# Exercise task:
From the entries below, extract every line that includes the word "using".
################
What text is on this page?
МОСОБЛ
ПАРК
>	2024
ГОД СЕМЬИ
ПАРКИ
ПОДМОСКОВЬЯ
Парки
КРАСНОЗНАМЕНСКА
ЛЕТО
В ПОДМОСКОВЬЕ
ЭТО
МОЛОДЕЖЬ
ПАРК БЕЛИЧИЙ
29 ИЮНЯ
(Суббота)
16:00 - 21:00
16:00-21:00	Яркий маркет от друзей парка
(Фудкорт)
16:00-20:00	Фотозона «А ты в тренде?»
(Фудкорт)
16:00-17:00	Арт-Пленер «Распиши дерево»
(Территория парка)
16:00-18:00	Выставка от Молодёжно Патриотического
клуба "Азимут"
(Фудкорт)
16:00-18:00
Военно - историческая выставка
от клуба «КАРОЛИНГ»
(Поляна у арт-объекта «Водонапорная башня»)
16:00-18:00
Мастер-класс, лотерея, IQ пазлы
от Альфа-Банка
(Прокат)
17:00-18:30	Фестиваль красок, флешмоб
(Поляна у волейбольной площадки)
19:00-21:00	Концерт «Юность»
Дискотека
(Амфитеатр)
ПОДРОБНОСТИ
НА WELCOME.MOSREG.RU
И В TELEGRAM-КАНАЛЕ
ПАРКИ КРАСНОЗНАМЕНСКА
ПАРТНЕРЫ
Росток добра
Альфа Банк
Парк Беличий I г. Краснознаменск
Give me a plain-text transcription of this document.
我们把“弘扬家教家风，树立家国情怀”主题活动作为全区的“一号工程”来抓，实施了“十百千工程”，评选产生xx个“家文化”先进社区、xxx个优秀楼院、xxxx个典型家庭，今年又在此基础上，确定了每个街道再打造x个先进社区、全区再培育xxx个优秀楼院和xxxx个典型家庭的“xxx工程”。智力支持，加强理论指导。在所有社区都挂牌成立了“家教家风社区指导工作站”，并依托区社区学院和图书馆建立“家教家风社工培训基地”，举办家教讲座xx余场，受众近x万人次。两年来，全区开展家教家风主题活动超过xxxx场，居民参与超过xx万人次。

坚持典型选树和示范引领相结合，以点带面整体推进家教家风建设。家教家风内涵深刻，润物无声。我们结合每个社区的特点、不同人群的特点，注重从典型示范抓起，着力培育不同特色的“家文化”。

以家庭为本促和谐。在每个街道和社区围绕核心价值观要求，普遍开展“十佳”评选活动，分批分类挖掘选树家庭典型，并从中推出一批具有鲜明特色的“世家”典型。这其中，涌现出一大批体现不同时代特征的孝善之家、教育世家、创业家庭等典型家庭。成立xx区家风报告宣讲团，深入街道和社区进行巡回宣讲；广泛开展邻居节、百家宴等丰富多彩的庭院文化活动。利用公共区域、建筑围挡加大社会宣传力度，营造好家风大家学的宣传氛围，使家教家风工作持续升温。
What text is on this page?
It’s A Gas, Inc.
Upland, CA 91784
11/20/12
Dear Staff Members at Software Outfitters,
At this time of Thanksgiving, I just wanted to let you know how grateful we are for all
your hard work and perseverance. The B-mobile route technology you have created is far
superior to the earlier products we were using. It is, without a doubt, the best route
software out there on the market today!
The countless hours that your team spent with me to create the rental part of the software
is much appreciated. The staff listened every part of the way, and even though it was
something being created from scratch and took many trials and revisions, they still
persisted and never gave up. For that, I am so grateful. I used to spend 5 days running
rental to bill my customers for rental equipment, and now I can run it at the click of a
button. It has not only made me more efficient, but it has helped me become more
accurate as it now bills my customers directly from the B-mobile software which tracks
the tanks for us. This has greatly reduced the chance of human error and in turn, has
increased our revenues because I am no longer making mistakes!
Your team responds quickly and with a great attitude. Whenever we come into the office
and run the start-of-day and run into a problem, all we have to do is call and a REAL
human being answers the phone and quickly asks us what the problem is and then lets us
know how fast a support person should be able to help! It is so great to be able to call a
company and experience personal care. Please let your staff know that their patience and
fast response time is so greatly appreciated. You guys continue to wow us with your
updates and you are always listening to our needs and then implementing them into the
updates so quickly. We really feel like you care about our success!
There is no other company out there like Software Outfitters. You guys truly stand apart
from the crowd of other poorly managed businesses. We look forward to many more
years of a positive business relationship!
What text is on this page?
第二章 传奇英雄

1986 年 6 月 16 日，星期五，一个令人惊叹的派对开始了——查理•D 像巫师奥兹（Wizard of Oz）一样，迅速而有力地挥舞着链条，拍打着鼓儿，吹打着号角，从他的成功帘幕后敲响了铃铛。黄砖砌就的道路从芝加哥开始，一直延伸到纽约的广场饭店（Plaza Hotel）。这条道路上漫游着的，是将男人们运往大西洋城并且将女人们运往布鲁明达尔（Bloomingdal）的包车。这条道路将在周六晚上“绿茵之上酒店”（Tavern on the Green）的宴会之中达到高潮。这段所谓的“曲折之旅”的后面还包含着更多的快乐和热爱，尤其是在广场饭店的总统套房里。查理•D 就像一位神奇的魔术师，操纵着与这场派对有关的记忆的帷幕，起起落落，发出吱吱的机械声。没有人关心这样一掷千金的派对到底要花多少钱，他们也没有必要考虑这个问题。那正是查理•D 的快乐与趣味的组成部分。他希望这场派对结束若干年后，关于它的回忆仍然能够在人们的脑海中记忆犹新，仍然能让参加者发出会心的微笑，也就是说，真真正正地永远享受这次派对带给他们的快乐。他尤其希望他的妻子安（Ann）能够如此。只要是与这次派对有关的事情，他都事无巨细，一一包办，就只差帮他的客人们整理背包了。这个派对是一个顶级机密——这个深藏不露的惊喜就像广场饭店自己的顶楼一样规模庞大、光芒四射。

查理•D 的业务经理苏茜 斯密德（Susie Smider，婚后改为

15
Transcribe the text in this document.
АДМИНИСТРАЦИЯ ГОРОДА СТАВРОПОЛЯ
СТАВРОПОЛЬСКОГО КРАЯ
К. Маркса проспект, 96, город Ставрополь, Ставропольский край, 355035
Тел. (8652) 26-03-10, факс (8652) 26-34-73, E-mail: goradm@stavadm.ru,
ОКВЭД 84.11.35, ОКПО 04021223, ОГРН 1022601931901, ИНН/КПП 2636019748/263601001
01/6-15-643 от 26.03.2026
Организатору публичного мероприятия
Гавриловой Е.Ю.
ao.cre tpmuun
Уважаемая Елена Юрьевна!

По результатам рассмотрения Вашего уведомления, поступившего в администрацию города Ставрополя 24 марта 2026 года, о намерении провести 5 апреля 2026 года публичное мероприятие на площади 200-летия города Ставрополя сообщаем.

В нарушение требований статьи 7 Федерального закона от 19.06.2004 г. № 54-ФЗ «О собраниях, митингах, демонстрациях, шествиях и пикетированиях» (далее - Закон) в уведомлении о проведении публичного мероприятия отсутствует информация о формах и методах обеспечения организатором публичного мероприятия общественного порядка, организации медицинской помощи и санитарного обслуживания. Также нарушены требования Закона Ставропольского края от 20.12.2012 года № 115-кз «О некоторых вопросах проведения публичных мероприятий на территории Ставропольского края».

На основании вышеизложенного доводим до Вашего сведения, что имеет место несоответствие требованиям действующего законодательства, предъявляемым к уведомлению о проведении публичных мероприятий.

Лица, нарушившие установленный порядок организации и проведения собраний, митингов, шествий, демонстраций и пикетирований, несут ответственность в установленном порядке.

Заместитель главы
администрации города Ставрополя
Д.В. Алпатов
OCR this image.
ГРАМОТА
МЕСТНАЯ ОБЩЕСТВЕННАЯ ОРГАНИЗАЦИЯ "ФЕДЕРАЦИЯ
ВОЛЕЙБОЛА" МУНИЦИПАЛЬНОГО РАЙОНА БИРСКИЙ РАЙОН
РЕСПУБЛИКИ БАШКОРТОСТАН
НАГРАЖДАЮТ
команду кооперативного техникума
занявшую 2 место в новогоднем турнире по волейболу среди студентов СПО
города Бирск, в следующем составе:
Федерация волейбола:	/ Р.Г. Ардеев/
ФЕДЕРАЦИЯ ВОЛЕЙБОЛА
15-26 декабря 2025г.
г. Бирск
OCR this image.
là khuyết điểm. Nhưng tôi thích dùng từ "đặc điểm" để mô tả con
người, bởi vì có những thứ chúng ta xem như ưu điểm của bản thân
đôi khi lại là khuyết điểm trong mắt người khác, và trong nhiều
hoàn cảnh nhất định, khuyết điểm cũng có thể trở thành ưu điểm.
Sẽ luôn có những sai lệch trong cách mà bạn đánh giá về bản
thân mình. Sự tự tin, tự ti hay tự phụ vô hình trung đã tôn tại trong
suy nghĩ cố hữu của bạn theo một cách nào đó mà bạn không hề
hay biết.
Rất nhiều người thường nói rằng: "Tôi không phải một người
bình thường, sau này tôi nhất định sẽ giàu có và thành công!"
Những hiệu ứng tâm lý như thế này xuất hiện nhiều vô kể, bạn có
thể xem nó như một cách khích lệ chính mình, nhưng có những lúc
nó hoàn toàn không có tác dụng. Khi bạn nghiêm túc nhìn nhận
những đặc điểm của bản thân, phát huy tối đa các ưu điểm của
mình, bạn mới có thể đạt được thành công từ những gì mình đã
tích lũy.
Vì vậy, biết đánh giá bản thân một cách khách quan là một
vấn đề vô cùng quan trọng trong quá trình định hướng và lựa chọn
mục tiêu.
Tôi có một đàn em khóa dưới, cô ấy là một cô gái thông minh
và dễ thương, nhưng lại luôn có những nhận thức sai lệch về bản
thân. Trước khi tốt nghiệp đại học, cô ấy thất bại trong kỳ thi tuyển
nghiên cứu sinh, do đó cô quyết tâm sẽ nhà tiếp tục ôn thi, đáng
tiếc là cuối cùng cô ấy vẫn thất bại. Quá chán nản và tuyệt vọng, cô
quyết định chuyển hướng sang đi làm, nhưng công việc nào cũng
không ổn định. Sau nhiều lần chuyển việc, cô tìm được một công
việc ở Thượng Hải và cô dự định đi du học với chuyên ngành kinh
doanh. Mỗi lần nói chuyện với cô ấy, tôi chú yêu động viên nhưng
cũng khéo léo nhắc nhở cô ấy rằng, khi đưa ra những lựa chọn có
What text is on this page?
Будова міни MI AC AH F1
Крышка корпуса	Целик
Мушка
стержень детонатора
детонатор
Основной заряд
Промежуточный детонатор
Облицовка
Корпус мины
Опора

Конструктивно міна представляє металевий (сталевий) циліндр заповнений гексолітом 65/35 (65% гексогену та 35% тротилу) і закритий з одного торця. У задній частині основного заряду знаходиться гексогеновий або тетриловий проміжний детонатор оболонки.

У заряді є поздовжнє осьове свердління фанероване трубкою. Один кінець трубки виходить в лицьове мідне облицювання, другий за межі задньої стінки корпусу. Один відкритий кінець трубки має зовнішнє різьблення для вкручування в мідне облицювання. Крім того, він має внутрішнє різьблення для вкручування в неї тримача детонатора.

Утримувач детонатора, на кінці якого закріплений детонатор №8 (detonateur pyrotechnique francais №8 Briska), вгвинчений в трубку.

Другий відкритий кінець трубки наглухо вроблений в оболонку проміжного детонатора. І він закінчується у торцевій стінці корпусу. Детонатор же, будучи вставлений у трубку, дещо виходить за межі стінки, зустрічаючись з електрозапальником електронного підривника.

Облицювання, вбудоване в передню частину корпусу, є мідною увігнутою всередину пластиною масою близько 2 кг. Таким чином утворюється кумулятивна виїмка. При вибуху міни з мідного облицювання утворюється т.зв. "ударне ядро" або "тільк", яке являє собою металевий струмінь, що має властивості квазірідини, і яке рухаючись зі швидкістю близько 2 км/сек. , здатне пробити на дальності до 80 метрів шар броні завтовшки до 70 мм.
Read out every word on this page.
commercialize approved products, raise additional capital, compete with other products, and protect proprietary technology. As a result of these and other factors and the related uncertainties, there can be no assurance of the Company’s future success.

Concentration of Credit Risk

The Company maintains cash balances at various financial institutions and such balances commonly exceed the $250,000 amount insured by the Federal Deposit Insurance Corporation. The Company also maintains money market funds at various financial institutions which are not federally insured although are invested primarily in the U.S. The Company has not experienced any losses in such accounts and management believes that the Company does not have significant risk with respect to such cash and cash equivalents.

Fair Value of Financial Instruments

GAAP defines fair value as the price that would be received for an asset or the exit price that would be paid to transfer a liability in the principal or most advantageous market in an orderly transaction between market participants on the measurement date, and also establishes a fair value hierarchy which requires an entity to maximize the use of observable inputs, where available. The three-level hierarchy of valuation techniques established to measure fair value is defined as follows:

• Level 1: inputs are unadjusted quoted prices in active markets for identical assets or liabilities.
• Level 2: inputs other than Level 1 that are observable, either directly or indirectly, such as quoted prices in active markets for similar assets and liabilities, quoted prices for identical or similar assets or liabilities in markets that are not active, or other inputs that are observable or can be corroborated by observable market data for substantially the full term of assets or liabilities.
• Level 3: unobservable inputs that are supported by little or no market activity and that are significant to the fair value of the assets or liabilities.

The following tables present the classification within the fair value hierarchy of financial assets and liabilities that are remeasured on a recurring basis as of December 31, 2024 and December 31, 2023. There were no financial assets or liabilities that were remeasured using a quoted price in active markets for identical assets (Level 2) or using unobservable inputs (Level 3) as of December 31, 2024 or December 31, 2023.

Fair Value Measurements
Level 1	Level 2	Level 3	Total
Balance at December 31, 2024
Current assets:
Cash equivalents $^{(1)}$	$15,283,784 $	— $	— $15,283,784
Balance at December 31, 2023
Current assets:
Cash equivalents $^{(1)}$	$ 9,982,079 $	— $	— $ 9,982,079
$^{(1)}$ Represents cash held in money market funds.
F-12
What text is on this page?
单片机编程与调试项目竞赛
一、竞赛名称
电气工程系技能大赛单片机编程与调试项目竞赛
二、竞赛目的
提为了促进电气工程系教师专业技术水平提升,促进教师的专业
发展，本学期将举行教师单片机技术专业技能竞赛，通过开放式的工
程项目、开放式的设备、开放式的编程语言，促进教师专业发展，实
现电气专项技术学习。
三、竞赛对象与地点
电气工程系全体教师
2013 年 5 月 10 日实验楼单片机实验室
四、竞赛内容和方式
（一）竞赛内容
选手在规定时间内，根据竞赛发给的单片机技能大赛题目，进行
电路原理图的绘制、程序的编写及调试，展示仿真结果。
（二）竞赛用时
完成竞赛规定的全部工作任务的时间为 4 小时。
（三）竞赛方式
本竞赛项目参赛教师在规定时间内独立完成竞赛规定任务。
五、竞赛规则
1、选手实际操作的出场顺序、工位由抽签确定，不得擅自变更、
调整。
################
# Written answer:
superior to the earlier products we were using. It is, without a doubt, the best route
The following tables present the classification within the fair value hierarchy of financial assets and liabilities that are remeasured on a recurring basis as of December 31, 2024 and December 31, 2023. There were no financial assets or liabilities that were remeasured using a quoted price in active markets for identical assets (Level 2) or using unobservable inputs (Level 3) as of December 31, 2024 or December 31, 2023.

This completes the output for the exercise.